## [WORK REQUIRED]
Output all lines exactly, with nothing added or dropped.

## [SUPPLIED MATERIAL]
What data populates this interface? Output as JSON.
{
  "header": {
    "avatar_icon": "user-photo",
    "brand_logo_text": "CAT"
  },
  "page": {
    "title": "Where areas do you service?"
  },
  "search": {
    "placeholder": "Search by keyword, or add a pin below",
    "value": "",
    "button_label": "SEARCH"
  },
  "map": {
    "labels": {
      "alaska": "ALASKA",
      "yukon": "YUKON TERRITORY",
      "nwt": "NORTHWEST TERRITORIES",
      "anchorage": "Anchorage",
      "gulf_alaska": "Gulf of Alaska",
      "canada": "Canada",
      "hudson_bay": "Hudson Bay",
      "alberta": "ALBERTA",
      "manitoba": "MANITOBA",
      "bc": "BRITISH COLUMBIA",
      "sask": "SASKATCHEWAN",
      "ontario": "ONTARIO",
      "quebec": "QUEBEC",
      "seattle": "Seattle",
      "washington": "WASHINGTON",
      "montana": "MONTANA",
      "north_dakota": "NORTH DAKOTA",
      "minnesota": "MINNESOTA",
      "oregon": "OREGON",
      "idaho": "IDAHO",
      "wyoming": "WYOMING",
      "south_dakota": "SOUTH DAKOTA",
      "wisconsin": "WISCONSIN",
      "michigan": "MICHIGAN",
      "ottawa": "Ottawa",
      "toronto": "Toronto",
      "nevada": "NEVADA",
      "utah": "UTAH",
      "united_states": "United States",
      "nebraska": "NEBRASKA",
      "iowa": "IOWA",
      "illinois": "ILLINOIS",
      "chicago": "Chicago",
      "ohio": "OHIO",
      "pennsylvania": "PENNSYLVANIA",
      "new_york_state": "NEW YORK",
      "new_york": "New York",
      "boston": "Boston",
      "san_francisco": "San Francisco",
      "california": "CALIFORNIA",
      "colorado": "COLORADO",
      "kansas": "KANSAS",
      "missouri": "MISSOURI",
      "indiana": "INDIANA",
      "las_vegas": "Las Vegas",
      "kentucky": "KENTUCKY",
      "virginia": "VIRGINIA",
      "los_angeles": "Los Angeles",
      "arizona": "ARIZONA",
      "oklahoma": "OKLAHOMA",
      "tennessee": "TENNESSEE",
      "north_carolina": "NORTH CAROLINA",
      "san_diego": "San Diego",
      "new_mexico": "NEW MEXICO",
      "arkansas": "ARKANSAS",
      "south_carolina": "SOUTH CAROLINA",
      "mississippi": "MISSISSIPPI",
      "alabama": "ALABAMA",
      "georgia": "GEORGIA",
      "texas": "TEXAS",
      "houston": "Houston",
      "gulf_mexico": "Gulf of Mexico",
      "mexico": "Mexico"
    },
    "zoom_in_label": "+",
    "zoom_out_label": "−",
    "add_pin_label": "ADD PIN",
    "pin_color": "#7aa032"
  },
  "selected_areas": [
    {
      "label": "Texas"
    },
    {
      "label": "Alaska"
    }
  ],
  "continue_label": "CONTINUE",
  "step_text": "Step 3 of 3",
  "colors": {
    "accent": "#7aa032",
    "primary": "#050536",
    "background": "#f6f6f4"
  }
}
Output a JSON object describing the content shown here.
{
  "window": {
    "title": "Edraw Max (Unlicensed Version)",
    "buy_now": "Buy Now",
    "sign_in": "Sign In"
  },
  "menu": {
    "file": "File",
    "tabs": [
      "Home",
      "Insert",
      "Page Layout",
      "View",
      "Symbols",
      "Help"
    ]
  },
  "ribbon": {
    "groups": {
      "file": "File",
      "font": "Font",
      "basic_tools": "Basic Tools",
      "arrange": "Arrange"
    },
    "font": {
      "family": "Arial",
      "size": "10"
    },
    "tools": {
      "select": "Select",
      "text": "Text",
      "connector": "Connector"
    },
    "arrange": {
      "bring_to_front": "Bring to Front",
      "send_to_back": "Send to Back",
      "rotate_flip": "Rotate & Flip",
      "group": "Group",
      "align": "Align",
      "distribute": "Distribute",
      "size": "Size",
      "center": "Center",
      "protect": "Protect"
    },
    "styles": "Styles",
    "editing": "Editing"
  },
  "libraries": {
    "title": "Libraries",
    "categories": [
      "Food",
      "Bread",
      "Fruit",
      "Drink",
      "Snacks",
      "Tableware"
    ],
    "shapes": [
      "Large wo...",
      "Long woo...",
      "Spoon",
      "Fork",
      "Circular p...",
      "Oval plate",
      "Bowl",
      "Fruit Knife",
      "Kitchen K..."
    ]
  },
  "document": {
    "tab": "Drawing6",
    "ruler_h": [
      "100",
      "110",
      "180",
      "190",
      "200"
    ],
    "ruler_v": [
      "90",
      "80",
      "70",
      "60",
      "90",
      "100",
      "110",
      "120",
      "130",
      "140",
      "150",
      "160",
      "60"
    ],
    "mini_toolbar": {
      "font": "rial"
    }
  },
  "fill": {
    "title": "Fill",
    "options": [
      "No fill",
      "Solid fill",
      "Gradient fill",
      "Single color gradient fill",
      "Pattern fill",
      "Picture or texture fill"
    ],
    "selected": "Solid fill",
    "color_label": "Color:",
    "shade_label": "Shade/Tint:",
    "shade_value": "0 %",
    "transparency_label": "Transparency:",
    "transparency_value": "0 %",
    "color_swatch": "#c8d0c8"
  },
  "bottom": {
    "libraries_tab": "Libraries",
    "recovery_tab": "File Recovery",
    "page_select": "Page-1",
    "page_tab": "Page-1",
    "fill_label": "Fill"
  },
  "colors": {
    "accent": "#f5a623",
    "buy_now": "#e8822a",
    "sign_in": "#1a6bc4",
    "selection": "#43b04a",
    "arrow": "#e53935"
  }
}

## [REPLY TO THE EXERCISE]
What data populates this interface? Output as JSON.
{
  "header": {
    "avatar_icon": "user-photo",
    "brand_logo_text": "CAT"
  },
  "page": {
    "title": "Where areas do you service?"
  },
  "search": {
    "placeholder": "Search by keyword, or add a pin below",
    "value": "",
    "button_label": "SEARCH"
  },
  "map": {
    "labels": {
      "alaska": "ALASKA",
      "yukon": "YUKON TERRITORY",
      "nwt": "NORTHWEST TERRITORIES",
      "anchorage": "Anchorage",
      "gulf_alaska": "Gulf of Alaska",
      "canada": "Canada",
      "hudson_bay": "Hudson Bay",
      "alberta": "ALBERTA",
      "manitoba": "MANITOBA",
      "bc": "BRITISH COLUMBIA",
      "sask": "SASKATCHEWAN",
      "ontario": "ONTARIO",
      "quebec": "QUEBEC",
      "seattle": "Seattle",
      "washington": "WASHINGTON",
      "montana": "MONTANA",
      "north_dakota": "NORTH DAKOTA",
      "minnesota": "MINNESOTA",
      "oregon": "OREGON",
      "idaho": "IDAHO",
      "wyoming": "WYOMING",
      "south_dakota": "SOUTH DAKOTA",
      "wisconsin": "WISCONSIN",
      "michigan": "MICHIGAN",
      "ottawa": "Ottawa",
      "toronto": "Toronto",
      "nevada": "NEVADA",
      "utah": "UTAH",
      "united_states": "United States",
      "nebraska": "NEBRASKA",
      "iowa": "IOWA",
      "illinois": "ILLINOIS",
      "chicago": "Chicago",
      "ohio": "OHIO",
      "pennsylvania": "PENNSYLVANIA",
      "new_york_state": "NEW YORK",
      "new_york": "New York",
      "boston": "Boston",
      "san_francisco": "San Francisco",
      "california": "CALIFORNIA",
      "colorado": "COLORADO",
      "kansas": "KANSAS",
      "missouri": "MISSOURI",
      "indiana": "INDIANA",
      "las_vegas": "Las Vegas",
      "kentucky": "KENTUCKY",
      "virginia": "VIRGINIA",
      "los_angeles": "Los Angeles",
      "arizona": "ARIZONA",
      "oklahoma": "OKLAHOMA",
      "tennessee": "TENNESSEE",
      "north_carolina": "NORTH CAROLINA",
      "san_diego": "San Diego",
      "new_mexico": "NEW MEXICO",
      "arkansas": "ARKANSAS",
      "south_carolina": "SOUTH CAROLINA",
      "mississippi": "MISSISSIPPI",
      "alabama": "ALABAMA",
      "georgia": "GEORGIA",
      "texas": "TEXAS",
      "houston": "Houston",
      "gulf_mexico": "Gulf of Mexico",
      "mexico": "Mexico"
    },
    "zoom_in_label": "+",
    "zoom_out_label": "−",
    "add_pin_label": "ADD PIN",
    "pin_color": "#7aa032"
  },
  "selected_areas": [
    {
      "label": "Texas"
    },
    {
      "label": "Alaska"
    }
  ],
  "continue_label": "CONTINUE",
  "step_text": "Step 3 of 3",
  "colors": {
    "accent": "#7aa032",
    "primary": "#050536",
    "background": "#f6f6f4"
  }
}
Output a JSON object describing the content shown here.
{
  "window": {
    "title": "Edraw Max (Unlicensed Version)",
    "buy_now": "Buy Now",
    "sign_in": "Sign In"
  },
  "menu": {
    "file": "File",
    "tabs": [
      "Home",
      "Insert",
      "Page Layout",
      "View",
      "Symbols",
      "Help"
    ]
  },
  "ribbon": {
    "groups": {
      "file": "File",
      "font": "Font",
      "basic_tools": "Basic Tools",
      "arrange": "Arrange"
    },
    "font": {
      "family": "Arial",
      "size": "10"
    },
    "tools": {
      "select": "Select",
      "text": "Text",
      "connector": "Connector"
    },
    "arrange": {
      "bring_to_front": "Bring to Front",
      "send_to_back": "Send to Back",
      "rotate_flip": "Rotate & Flip",
      "group": "Group",
      "align": "Align",
      "distribute": "Distribute",
      "size": "Size",
      "center": "Center",
      "protect": "Protect"
    },
    "styles": "Styles",
    "editing": "Editing"
  },
  "libraries": {
    "title": "Libraries",
    "categories": [
      "Food",
      "Bread",
      "Fruit",
      "Drink",
      "Snacks",
      "Tableware"
    ],
    "shapes": [
      "Large wo...",
      "Long woo...",
      "Spoon",
      "Fork",
      "Circular p...",
      "Oval plate",
      "Bowl",
      "Fruit Knife",
      "Kitchen K..."
    ]
  },
  "document": {
    "tab": "Drawing6",
    "ruler_h": [
      "100",
      "110",
      "180",
      "190",
      "200"
    ],
    "ruler_v": [
      "90",
      "80",
      "70",
      "60",
      "90",
      "100",
      "110",
      "120",
      "130",
      "140",
      "150",
      "160",
      "60"
    ],
    "mini_toolbar": {
      "font": "rial"
    }
  },
  "fill": {
    "title": "Fill",
    "options": [
      "No fill",
      "Solid fill",
      "Gradient fill",
      "Single color gradient fill",
      "Pattern fill",
      "Picture or texture fill"
    ],
    "selected": "Solid fill",
    "color_label": "Color:",
    "shade_label": "Shade/Tint:",
    "shade_value": "0 %",
    "transparency_label": "Transparency:",
    "transparency_value": "0 %",
    "color_swatch": "#c8d0c8"
  },
  "bottom": {
    "libraries_tab": "Libraries",
    "recovery_tab": "File Recovery",
    "page_select": "Page-1",
    "page_tab": "Page-1",
    "fill_label": "Fill"
  },
  "colors": {
    "accent": "#f5a623",
    "buy_now": "#e8822a",
    "sign_in": "#1a6bc4",
    "selection": "#43b04a",
    "arrow": "#e53935"
  }
}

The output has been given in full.